--- BEGIN Record set ---

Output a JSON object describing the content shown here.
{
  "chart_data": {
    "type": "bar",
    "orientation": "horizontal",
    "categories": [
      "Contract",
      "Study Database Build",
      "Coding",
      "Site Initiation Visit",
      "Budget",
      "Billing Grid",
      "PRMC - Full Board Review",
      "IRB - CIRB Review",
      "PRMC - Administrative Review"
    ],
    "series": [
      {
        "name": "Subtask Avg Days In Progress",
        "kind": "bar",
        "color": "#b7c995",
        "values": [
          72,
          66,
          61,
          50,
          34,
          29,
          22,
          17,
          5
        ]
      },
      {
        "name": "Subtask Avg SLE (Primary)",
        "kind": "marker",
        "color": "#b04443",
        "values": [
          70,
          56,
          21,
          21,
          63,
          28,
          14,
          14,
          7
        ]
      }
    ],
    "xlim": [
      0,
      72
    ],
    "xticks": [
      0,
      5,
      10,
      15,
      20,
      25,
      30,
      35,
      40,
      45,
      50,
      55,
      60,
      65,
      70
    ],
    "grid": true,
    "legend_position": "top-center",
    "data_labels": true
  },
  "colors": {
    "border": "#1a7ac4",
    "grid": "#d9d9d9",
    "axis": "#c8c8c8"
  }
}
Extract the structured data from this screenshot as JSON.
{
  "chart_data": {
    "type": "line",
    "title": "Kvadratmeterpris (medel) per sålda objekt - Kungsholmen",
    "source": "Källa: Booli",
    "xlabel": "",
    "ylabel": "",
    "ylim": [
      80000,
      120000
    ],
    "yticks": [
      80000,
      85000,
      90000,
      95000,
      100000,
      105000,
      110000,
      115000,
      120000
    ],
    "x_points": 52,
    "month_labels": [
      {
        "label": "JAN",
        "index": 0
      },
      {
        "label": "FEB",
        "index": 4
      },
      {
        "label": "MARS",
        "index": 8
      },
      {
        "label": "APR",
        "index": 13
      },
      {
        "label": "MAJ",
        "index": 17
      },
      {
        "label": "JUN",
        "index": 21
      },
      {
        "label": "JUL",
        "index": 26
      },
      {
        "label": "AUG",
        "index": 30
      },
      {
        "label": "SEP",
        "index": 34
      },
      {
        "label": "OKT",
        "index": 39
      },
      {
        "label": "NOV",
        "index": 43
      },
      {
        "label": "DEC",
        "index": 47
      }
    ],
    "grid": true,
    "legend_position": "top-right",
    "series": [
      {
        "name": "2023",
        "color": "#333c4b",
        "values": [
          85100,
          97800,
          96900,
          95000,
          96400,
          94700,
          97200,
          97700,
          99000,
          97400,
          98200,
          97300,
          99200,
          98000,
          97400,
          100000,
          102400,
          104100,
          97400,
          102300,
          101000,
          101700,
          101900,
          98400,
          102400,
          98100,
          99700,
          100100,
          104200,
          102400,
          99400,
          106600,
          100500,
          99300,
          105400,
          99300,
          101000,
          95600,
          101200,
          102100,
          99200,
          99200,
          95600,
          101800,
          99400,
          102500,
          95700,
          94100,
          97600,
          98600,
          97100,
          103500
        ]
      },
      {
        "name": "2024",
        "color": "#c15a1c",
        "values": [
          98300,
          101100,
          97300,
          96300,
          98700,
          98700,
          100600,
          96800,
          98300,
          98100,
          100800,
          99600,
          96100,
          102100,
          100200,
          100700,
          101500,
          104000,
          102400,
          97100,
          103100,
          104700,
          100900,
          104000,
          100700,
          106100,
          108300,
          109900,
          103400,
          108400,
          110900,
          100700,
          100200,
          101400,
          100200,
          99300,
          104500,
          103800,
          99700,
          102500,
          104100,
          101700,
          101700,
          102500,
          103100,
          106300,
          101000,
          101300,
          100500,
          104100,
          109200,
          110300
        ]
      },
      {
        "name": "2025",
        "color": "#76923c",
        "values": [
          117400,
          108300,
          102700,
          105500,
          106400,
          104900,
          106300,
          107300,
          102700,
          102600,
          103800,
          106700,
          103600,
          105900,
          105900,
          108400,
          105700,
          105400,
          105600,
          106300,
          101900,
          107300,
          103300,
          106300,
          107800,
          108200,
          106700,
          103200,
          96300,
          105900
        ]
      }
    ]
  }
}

--- END Record set ---

Task description :: In the entries above, find each line with the string "PRMC" and copy it.

Solution to the problem ::
      "PRMC - Full Board Review",
      "PRMC - Administrative Review"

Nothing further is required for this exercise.